## BEGIN MATERIAL FOR THIS TASK

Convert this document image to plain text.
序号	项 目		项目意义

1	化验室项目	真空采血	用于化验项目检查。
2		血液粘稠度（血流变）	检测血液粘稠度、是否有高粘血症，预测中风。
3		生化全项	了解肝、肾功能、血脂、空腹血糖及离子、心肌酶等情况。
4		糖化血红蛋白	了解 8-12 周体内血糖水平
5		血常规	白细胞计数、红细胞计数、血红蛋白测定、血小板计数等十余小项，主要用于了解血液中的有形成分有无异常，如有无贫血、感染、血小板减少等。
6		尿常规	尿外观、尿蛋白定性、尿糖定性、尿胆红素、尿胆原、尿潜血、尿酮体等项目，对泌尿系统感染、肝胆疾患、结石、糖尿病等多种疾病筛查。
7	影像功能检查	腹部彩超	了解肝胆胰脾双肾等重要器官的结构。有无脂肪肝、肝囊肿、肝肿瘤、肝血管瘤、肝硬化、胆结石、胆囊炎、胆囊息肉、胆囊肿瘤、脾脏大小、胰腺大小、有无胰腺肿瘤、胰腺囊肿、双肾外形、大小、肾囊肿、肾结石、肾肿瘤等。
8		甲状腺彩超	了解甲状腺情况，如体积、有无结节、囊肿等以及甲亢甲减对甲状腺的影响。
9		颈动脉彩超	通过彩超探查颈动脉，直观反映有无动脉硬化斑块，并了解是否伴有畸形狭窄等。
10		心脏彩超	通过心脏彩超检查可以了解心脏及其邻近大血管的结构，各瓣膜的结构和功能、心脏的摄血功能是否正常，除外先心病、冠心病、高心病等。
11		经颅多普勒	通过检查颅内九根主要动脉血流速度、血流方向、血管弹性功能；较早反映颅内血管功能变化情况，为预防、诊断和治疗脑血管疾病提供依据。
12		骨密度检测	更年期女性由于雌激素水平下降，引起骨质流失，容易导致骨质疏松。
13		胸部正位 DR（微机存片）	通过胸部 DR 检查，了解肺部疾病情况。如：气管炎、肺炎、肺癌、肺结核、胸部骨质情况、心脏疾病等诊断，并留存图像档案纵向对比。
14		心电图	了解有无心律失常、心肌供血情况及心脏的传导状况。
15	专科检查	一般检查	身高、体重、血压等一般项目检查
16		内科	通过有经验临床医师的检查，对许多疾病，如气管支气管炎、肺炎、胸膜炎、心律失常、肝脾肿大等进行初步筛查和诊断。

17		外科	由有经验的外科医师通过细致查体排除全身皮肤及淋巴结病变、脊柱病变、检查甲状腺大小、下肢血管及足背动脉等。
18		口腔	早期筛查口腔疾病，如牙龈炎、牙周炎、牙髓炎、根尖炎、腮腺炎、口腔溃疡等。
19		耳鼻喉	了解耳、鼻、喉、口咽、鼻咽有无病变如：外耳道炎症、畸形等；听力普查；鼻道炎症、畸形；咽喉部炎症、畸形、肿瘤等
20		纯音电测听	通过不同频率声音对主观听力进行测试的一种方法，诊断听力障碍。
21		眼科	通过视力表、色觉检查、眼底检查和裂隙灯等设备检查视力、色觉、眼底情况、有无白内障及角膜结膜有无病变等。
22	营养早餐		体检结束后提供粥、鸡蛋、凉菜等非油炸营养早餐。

## END MATERIAL FOR THIS TASK

Output an exact copy of each record.

=== WRITTEN ANSWER ===
Convert this document image to plain text.
序号	项 目		项目意义

1	化验室项目	真空采血	用于化验项目检查。
2		血液粘稠度（血流变）	检测血液粘稠度、是否有高粘血症，预测中风。
3		生化全项	了解肝、肾功能、血脂、空腹血糖及离子、心肌酶等情况。
4		糖化血红蛋白	了解 8-12 周体内血糖水平
5		血常规	白细胞计数、红细胞计数、血红蛋白测定、血小板计数等十余小项，主要用于了解血液中的有形成分有无异常，如有无贫血、感染、血小板减少等。
6		尿常规	尿外观、尿蛋白定性、尿糖定性、尿胆红素、尿胆原、尿潜血、尿酮体等项目，对泌尿系统感染、肝胆疾患、结石、糖尿病等多种疾病筛查。
7	影像功能检查	腹部彩超	了解肝胆胰脾双肾等重要器官的结构。有无脂肪肝、肝囊肿、肝肿瘤、肝血管瘤、肝硬化、胆结石、胆囊炎、胆囊息肉、胆囊肿瘤、脾脏大小、胰腺大小、有无胰腺肿瘤、胰腺囊肿、双肾外形、大小、肾囊肿、肾结石、肾肿瘤等。
8		甲状腺彩超	了解甲状腺情况，如体积、有无结节、囊肿等以及甲亢甲减对甲状腺的影响。
9		颈动脉彩超	通过彩超探查颈动脉，直观反映有无动脉硬化斑块，并了解是否伴有畸形狭窄等。
10		心脏彩超	通过心脏彩超检查可以了解心脏及其邻近大血管的结构，各瓣膜的结构和功能、心脏的摄血功能是否正常，除外先心病、冠心病、高心病等。
11		经颅多普勒	通过检查颅内九根主要动脉血流速度、血流方向、血管弹性功能；较早反映颅内血管功能变化情况，为预防、诊断和治疗脑血管疾病提供依据。
12		骨密度检测	更年期女性由于雌激素水平下降，引起骨质流失，容易导致骨质疏松。
13		胸部正位 DR（微机存片）	通过胸部 DR 检查，了解肺部疾病情况。如：气管炎、肺炎、肺癌、肺结核、胸部骨质情况、心脏疾病等诊断，并留存图像档案纵向对比。
14		心电图	了解有无心律失常、心肌供血情况及心脏的传导状况。
15	专科检查	一般检查	身高、体重、血压等一般项目检查
16		内科	通过有经验临床医师的检查，对许多疾病，如气管支气管炎、肺炎、胸膜炎、心律失常、肝脾肿大等进行初步筛查和诊断。

17		外科	由有经验的外科医师通过细致查体排除全身皮肤及淋巴结病变、脊柱病变、检查甲状腺大小、下肢血管及足背动脉等。
18		口腔	早期筛查口腔疾病，如牙龈炎、牙周炎、牙髓炎、根尖炎、腮腺炎、口腔溃疡等。
19		耳鼻喉	了解耳、鼻、喉、口咽、鼻咽有无病变如：外耳道炎症、畸形等；听力普查；鼻道炎症、畸形；咽喉部炎症、畸形、肿瘤等
20		纯音电测听	通过不同频率声音对主观听力进行测试的一种方法，诊断听力障碍。
21		眼科	通过视力表、色觉检查、眼底检查和裂隙灯等设备检查视力、色觉、眼底情况、有无白内障及角膜结膜有无病变等。
22	营养早餐		体检结束后提供粥、鸡蛋、凉菜等非油炸营养早餐。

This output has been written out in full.